- Given task:
Compile every line that includes the word "不透明度".

··· Record extracts ···

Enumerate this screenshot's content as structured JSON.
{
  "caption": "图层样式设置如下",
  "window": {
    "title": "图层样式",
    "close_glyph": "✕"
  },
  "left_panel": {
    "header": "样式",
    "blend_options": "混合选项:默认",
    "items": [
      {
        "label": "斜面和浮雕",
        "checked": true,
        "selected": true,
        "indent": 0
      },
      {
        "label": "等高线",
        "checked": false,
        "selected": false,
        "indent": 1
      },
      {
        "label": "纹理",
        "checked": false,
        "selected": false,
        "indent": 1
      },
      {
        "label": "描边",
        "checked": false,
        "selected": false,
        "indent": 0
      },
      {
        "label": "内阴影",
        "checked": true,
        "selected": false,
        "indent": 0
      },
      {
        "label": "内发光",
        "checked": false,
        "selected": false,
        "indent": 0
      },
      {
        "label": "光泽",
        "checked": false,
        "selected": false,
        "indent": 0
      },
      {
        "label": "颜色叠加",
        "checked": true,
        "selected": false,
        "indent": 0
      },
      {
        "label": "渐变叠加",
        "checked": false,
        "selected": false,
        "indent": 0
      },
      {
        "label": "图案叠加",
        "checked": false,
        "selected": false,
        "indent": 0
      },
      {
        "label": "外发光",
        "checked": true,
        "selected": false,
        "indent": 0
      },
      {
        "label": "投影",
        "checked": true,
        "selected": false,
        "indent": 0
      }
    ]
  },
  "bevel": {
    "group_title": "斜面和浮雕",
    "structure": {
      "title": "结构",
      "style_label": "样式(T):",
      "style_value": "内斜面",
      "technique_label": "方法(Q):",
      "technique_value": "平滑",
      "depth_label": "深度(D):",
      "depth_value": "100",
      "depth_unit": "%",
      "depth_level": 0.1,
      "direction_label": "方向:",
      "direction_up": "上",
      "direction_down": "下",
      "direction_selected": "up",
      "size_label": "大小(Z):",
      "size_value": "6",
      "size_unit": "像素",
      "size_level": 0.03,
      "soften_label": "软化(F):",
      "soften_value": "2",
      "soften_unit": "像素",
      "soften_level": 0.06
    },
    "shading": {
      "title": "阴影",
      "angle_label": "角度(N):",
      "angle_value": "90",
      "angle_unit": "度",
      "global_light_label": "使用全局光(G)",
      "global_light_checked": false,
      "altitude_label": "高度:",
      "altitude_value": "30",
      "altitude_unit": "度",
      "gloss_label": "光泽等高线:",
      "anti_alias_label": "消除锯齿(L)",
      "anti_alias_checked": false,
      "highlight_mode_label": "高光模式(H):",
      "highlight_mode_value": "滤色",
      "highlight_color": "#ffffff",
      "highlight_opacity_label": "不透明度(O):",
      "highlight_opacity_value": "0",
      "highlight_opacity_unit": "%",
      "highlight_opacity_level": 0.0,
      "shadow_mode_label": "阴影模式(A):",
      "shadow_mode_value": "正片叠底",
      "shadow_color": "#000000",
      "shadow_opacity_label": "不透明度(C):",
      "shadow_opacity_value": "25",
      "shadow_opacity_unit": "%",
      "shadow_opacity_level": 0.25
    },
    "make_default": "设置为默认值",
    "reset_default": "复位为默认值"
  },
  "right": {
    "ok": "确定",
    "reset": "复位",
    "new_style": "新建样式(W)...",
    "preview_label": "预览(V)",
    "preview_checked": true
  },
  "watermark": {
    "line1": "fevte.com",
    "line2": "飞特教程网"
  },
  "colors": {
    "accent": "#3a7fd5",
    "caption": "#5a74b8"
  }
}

···

- Result:
      "highlight_opacity_label": "不透明度(O):",
      "shadow_opacity_label": "不透明度(C):",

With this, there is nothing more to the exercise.